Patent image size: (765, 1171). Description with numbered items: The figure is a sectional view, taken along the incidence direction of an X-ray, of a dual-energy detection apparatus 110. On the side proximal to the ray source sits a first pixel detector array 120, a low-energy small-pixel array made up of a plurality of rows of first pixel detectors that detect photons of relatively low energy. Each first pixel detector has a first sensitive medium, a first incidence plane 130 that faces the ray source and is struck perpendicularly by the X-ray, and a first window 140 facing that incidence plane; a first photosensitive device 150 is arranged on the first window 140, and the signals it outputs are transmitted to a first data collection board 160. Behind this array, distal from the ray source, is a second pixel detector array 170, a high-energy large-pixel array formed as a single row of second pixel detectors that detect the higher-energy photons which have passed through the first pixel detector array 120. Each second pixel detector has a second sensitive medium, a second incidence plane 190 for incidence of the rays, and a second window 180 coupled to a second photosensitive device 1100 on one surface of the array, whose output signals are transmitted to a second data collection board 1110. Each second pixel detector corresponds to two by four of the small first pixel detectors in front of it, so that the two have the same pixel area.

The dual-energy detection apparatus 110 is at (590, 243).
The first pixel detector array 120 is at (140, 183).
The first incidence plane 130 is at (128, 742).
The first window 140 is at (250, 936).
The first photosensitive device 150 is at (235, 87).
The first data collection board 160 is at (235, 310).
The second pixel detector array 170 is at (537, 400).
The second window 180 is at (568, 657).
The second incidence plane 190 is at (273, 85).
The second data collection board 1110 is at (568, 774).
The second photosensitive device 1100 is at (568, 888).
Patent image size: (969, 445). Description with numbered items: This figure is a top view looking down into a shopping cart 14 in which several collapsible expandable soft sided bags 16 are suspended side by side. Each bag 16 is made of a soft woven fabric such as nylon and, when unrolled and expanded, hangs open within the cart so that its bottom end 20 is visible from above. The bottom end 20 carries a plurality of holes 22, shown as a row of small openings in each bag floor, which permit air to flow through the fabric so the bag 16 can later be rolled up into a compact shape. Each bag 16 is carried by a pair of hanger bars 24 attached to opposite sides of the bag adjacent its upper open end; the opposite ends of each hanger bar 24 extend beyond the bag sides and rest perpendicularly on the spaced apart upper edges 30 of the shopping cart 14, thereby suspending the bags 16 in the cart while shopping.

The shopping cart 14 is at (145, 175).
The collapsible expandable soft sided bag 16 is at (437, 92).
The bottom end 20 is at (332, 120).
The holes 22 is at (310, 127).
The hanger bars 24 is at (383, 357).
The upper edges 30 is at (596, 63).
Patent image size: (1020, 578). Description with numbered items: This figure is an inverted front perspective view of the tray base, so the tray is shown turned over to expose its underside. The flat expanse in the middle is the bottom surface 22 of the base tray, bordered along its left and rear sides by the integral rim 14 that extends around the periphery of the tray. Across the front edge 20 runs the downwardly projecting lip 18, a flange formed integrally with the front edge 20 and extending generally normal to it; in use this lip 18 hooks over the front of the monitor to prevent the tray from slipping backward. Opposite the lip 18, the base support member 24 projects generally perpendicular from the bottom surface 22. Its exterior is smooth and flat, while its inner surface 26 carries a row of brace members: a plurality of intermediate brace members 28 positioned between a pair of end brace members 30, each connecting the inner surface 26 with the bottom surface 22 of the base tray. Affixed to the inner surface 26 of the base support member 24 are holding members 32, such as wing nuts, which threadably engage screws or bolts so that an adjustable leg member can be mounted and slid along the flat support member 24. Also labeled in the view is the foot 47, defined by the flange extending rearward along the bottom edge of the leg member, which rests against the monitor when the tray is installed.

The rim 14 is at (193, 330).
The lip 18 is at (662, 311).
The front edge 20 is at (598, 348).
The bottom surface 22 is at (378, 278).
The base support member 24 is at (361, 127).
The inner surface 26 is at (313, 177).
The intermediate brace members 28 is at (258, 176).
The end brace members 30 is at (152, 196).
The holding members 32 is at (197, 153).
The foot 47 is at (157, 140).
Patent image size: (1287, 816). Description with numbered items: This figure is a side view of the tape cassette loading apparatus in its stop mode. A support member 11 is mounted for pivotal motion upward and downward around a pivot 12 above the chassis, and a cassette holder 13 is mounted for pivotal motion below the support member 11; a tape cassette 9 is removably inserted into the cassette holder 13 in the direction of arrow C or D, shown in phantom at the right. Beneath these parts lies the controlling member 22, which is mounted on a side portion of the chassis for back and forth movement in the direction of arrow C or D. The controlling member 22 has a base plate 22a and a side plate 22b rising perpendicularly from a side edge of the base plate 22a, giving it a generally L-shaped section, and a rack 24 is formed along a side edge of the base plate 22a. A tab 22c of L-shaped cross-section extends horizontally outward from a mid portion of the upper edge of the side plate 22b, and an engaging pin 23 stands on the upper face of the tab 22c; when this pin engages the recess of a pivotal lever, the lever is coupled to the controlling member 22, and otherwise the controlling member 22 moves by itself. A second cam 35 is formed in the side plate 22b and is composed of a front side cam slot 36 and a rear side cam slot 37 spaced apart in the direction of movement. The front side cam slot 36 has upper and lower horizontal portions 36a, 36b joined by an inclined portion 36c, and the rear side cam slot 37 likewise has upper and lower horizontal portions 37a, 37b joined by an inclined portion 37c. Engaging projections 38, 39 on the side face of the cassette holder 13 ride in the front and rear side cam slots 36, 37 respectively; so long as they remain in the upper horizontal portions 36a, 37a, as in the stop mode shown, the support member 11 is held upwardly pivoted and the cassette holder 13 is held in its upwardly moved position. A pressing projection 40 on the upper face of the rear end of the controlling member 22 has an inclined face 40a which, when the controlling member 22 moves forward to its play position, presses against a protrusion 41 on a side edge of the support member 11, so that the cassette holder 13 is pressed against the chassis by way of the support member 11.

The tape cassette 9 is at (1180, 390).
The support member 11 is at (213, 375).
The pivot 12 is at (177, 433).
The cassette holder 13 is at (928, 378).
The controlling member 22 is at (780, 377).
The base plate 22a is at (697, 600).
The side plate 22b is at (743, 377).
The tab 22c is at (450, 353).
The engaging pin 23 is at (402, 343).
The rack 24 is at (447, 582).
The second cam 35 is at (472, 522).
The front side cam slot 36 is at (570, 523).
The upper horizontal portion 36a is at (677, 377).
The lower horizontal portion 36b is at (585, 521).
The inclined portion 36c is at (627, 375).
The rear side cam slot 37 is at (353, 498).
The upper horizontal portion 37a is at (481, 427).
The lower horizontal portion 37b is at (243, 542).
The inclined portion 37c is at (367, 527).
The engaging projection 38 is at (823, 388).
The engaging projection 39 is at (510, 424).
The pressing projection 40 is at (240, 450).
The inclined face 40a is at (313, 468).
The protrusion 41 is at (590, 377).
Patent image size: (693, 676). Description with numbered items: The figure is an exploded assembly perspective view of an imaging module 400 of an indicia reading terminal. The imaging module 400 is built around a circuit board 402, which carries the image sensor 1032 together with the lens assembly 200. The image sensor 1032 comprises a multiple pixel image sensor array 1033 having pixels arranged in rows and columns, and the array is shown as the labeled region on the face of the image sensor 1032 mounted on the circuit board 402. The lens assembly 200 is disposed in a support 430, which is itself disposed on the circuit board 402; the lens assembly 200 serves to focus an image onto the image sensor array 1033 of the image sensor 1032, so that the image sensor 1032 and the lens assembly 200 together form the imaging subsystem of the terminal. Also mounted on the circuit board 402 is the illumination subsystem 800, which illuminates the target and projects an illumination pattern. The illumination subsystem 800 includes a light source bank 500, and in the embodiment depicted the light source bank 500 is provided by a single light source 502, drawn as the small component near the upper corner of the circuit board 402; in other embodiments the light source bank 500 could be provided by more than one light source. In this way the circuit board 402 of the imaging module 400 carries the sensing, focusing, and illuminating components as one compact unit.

◇ ◇ ◇ ◇ ◇ ◇ ◇

To be done => Please copy the entries above word for word, from their first line through the line that contains "The second pixel", with both of those lines included.

Written solution =>
Patent image size: (765, 1171). Description with numbered items: The figure is a sectional view, taken along the incidence direction of an X-ray, of a dual-energy detection apparatus 110. On the side proximal to the ray source sits a first pixel detector array 120, a low-energy small-pixel array made up of a plurality of rows of first pixel detectors that detect photons of relatively low energy. Each first pixel detector has a first sensitive medium, a first incidence plane 130 that faces the ray source and is struck perpendicularly by the X-ray, and a first window 140 facing that incidence plane; a first photosensitive device 150 is arranged on the first window 140, and the signals it outputs are transmitted to a first data collection board 160. Behind this array, distal from the ray source, is a second pixel detector array 170, a high-energy large-pixel array formed as a single row of second pixel detectors that detect the higher-energy photons which have passed through the first pixel detector array 120. Each second pixel detector has a second sensitive medium, a second incidence plane 190 for incidence of the rays, and a second window 180 coupled to a second photosensitive device 1100 on one surface of the array, whose output signals are transmitted to a second data collection board 1110. Each second pixel detector corresponds to two by four of the small first pixel detectors in front of it, so that the two have the same pixel area.

The dual-energy detection apparatus 110 is at (590, 243).
The first pixel detector array 120 is at (140, 183).
The first incidence plane 130 is at (128, 742).
The first window 140 is at (250, 936).
The first photosensitive device 150 is at (235, 87).
The first data collection board 160 is at (235, 310).
The second pixel detector array 170 is at (537, 400).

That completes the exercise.